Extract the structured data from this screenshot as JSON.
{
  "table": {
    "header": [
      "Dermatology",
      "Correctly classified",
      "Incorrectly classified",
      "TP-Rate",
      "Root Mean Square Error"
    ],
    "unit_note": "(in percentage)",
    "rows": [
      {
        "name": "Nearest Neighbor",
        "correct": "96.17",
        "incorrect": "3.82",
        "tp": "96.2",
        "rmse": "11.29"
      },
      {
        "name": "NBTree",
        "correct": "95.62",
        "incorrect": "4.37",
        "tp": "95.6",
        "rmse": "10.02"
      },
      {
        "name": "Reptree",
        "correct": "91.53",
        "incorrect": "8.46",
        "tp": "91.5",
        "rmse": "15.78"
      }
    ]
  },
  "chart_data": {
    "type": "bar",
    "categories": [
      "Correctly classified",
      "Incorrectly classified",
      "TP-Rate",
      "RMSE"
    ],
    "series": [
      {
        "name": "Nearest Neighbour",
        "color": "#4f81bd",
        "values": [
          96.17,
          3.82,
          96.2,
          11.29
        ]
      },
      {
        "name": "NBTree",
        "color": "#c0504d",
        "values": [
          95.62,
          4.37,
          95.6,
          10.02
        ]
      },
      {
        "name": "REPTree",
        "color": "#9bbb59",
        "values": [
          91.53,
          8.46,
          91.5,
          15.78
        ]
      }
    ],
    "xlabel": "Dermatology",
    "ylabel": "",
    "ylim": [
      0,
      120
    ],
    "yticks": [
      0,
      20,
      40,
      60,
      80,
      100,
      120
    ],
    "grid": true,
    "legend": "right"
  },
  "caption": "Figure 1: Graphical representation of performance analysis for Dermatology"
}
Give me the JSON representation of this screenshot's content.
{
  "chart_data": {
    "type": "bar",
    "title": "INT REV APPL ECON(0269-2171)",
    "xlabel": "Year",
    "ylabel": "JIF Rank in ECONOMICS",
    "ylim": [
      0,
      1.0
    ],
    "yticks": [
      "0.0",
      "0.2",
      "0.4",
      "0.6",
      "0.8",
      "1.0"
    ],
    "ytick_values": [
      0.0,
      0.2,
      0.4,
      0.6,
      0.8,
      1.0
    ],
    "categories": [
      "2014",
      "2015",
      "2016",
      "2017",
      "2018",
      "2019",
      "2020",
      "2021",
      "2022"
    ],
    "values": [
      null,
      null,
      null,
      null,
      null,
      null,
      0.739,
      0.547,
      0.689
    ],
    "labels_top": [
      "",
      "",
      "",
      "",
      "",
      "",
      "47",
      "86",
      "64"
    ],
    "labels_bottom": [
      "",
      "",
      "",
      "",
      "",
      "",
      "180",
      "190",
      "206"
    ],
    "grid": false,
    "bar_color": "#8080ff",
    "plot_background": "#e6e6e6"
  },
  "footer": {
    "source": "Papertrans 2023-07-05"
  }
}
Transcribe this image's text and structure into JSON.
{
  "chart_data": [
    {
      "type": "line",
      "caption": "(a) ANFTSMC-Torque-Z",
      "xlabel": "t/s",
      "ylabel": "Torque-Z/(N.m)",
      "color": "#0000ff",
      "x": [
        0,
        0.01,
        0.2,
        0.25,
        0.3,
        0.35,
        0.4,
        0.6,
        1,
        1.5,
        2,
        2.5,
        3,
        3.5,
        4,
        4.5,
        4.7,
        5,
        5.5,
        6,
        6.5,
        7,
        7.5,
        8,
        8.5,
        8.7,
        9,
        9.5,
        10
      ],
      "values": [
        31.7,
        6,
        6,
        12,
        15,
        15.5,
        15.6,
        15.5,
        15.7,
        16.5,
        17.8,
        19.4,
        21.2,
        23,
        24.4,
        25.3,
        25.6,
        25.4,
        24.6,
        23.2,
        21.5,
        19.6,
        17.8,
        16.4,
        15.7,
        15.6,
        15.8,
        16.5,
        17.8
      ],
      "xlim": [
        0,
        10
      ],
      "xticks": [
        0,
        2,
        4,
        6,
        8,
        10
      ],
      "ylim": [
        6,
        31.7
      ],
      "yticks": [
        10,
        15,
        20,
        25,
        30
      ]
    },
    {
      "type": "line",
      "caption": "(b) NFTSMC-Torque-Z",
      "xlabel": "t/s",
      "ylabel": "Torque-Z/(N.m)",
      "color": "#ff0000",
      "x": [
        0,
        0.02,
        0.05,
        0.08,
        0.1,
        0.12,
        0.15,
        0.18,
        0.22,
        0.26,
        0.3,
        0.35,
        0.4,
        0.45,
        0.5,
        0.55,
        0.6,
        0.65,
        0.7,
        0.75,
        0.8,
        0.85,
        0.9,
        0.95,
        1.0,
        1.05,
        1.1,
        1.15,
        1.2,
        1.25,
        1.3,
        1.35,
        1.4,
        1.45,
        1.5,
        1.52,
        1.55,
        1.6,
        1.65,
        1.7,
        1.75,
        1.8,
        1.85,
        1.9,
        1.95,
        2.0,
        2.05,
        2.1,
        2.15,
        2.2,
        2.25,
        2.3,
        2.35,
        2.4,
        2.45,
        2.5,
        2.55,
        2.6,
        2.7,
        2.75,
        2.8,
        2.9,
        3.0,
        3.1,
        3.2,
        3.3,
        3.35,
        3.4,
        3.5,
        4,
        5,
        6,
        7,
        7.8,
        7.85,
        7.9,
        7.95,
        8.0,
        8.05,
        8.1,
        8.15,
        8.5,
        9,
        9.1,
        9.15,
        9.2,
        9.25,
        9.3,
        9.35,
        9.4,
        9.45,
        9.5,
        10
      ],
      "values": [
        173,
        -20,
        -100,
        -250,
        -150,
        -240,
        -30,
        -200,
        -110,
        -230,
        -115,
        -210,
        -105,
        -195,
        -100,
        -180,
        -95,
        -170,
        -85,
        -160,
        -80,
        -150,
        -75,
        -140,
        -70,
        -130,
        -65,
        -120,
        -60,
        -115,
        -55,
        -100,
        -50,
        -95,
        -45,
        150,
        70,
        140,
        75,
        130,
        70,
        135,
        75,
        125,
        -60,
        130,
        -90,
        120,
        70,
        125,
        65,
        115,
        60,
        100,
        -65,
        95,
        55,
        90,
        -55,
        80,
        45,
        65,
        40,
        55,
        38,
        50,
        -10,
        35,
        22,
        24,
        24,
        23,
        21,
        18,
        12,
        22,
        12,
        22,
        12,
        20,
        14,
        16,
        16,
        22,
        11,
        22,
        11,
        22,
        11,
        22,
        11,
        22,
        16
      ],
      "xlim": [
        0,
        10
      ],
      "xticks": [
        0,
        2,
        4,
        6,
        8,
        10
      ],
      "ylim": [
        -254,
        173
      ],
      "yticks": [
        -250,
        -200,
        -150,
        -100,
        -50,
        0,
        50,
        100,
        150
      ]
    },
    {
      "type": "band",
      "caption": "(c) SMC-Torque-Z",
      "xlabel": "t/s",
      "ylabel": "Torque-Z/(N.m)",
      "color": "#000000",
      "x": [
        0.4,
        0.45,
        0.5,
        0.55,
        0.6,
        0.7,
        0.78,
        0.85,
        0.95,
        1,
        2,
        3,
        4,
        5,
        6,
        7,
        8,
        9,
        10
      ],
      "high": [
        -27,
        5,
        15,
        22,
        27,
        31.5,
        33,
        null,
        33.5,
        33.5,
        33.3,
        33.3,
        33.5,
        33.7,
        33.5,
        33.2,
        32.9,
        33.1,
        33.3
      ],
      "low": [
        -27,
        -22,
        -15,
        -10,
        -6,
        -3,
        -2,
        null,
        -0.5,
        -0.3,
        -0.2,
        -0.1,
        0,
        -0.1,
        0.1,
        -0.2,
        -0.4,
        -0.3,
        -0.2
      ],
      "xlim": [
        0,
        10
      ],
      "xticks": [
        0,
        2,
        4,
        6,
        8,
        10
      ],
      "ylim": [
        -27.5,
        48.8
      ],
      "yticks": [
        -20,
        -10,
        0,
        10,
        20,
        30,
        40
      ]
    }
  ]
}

+===+

- **Exercise requirements**
From the records above, copy every line that holds the word "Dermatology".

- **Solution to the exercise**
      "Dermatology",
    "xlabel": "Dermatology",
  "caption": "Figure 1: Graphical representation of performance analysis for Dermatology"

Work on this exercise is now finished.